Stored records:
— start —
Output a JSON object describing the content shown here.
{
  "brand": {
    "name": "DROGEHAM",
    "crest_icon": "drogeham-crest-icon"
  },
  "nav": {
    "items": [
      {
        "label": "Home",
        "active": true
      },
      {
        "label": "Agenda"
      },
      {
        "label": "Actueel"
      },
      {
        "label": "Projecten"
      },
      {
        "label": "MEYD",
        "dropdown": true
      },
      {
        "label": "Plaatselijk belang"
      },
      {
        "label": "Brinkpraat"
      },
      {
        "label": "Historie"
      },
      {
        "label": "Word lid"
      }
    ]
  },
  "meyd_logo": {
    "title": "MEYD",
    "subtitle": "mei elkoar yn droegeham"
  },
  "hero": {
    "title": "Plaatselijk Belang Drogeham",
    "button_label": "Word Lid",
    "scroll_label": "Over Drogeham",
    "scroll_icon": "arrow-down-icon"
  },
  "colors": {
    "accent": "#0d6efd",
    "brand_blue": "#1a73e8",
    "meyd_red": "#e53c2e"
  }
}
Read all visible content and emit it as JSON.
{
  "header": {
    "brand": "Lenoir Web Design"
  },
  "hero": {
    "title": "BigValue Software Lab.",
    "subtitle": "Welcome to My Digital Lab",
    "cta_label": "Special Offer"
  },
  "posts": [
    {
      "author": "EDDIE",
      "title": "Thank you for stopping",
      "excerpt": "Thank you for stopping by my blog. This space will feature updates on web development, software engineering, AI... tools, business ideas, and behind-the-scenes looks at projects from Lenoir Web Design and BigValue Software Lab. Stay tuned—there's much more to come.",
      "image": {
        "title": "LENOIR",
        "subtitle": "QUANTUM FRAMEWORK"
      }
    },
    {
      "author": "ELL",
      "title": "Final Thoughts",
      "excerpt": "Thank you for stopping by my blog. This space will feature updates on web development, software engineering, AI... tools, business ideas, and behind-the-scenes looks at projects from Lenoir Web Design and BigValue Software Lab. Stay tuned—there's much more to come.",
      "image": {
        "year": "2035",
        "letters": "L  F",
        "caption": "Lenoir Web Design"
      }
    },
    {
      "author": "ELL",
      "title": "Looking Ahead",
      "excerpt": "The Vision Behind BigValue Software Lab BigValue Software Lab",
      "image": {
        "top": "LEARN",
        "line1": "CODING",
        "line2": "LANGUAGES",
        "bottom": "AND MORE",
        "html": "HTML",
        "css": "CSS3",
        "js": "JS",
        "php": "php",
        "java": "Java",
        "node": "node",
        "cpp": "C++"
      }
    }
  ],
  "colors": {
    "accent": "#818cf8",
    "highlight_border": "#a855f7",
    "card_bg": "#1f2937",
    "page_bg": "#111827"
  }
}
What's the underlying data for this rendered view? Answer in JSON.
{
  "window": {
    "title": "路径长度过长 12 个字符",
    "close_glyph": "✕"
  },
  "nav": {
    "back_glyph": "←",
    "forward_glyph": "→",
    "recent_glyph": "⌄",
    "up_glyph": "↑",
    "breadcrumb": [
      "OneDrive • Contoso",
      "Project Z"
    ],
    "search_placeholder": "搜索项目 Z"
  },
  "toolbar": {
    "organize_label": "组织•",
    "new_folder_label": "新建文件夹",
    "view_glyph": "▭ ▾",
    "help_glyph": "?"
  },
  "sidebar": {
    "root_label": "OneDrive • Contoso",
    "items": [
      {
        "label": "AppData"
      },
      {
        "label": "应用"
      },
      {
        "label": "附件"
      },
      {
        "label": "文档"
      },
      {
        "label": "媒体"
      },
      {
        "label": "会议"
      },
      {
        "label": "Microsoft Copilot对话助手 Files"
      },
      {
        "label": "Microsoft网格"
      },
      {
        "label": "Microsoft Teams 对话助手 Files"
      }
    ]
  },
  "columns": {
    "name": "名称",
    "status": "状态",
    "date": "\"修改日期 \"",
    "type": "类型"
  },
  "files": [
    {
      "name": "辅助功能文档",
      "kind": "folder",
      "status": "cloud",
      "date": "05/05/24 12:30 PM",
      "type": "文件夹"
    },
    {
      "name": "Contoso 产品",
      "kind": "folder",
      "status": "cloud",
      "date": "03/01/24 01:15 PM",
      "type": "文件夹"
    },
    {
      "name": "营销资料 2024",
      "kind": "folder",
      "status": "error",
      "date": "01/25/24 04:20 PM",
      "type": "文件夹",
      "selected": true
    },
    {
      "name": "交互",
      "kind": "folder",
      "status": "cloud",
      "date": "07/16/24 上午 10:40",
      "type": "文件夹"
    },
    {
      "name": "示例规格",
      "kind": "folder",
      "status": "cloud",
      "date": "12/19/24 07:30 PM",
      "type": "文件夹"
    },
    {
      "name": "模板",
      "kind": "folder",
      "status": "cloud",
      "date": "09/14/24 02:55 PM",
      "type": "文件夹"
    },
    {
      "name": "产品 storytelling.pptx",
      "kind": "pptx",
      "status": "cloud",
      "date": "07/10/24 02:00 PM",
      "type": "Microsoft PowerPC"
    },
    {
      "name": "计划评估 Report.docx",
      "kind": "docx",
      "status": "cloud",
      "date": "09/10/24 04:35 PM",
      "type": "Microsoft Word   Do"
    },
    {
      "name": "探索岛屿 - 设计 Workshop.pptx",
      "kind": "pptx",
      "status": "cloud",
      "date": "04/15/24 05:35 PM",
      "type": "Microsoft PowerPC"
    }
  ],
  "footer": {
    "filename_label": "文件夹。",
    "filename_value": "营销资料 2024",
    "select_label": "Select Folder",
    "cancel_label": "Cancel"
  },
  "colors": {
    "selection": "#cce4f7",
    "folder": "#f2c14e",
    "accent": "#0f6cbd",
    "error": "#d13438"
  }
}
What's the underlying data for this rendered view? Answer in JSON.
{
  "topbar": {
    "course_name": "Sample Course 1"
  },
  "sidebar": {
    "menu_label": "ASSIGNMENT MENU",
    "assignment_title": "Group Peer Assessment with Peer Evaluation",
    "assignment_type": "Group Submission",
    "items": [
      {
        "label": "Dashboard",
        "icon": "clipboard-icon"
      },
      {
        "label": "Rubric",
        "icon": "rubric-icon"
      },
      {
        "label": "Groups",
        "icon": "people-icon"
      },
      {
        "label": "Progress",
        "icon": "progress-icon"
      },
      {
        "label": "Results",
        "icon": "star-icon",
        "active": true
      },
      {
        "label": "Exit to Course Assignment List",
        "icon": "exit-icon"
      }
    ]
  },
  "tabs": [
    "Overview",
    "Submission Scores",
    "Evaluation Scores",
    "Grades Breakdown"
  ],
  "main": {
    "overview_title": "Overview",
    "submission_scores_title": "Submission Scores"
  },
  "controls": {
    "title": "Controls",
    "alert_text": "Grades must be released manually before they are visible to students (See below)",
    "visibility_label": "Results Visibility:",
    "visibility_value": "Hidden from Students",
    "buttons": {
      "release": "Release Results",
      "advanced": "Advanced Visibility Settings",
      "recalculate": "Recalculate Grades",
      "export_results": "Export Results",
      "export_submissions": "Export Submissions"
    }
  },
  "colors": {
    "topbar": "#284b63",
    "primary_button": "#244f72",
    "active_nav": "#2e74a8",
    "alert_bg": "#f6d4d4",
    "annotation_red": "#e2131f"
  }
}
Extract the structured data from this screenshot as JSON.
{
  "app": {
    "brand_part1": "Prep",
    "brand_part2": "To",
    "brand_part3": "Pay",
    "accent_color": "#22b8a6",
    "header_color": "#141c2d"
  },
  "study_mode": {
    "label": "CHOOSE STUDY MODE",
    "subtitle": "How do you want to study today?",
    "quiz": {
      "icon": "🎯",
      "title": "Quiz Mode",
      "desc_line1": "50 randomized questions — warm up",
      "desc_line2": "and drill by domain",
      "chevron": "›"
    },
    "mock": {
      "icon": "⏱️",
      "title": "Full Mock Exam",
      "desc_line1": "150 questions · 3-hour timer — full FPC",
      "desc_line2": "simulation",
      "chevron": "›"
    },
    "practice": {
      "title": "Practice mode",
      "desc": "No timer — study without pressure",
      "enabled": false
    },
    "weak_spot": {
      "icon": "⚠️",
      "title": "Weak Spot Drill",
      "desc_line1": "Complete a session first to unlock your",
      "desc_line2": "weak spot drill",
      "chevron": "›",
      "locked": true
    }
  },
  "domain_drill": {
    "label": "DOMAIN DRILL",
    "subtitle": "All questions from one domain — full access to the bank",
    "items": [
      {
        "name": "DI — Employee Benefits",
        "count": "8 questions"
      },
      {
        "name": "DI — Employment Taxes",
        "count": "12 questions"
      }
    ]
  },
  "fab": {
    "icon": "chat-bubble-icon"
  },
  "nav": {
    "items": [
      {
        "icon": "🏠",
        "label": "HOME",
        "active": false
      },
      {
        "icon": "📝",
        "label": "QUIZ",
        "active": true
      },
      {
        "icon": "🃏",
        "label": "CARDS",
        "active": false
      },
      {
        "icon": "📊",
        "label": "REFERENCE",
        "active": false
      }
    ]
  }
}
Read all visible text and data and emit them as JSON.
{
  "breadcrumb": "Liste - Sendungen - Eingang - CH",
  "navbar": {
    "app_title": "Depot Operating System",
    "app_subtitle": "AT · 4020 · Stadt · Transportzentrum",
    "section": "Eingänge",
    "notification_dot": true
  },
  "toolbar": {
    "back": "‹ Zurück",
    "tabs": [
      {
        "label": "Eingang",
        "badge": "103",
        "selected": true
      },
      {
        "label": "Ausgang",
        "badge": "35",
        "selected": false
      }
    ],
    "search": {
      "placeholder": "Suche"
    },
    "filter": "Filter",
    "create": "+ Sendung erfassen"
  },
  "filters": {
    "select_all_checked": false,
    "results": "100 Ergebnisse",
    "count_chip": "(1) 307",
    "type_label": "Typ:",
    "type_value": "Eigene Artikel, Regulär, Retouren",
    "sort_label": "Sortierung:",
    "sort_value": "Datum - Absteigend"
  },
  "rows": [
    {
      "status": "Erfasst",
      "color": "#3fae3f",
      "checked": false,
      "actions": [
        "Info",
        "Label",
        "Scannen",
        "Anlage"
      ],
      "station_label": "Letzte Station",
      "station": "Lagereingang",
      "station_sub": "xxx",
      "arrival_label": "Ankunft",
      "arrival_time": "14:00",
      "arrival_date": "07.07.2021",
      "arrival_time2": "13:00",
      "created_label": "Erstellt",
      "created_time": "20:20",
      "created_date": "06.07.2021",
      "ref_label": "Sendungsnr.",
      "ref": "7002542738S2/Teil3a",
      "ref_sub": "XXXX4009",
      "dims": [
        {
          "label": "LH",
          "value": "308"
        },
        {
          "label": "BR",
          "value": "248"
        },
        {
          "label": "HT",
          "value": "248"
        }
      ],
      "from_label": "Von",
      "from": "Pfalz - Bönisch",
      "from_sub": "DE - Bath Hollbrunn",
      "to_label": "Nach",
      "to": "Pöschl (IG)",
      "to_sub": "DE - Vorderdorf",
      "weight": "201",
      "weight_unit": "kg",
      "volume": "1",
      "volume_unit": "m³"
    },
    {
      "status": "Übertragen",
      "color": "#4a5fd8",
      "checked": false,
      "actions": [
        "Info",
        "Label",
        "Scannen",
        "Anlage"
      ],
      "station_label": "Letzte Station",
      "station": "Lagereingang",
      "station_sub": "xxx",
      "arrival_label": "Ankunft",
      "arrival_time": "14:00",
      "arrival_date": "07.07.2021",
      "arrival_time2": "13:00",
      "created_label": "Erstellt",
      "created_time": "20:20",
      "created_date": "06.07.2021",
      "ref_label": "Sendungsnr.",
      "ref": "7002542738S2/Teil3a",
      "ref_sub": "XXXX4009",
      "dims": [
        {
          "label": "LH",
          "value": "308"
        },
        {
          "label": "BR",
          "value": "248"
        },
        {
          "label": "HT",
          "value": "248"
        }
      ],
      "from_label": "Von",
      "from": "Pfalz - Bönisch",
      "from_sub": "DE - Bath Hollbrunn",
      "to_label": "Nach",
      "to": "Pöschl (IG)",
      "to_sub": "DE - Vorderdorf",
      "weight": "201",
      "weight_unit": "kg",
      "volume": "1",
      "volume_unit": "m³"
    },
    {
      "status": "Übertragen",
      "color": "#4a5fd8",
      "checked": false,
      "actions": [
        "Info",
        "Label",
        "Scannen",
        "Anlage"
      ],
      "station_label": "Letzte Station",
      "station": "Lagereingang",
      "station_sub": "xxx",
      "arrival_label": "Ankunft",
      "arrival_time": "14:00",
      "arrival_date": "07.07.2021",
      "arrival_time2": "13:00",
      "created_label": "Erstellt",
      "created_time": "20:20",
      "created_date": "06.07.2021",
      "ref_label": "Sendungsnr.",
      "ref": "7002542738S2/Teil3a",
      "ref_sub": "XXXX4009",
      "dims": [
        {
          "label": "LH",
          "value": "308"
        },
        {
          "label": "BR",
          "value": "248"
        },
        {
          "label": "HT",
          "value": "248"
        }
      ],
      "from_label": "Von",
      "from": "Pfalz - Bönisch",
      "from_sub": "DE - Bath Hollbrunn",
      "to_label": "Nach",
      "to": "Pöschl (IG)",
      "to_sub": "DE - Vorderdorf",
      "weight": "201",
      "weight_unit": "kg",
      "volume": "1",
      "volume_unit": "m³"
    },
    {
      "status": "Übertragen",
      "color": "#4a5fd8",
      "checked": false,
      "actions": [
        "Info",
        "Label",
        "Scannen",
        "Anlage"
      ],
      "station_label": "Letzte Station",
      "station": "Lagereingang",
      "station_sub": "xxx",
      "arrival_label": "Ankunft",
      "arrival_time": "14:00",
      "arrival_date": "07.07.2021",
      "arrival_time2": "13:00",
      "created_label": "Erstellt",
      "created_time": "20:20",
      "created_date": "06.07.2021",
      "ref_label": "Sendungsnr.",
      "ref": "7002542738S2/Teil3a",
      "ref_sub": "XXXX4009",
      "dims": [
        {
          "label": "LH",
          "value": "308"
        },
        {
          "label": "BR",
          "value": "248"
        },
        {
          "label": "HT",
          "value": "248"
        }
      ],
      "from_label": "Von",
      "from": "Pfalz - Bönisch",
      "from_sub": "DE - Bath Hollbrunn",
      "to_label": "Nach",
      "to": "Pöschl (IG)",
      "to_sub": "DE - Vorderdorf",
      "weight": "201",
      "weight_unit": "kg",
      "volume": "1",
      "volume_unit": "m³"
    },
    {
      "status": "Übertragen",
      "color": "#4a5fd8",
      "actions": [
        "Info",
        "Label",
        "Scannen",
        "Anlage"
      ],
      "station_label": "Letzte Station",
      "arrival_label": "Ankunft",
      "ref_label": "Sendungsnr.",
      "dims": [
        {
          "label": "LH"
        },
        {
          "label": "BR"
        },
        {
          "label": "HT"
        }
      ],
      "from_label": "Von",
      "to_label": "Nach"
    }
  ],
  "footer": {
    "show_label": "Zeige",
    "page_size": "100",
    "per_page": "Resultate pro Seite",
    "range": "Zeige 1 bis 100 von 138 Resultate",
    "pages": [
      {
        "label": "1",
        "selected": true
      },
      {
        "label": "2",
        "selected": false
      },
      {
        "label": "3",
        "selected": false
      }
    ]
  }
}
— end —
### [WORK INSTRUCTIONS]
Scan the material above. Return every line containing the string "visible".

### [EXPECTED ANSWER]
Read all visible content and emit it as JSON.
    "alert_text": "Grades must be released manually before they are visible to students (See below)",
Read all visible text and data and emit them as JSON.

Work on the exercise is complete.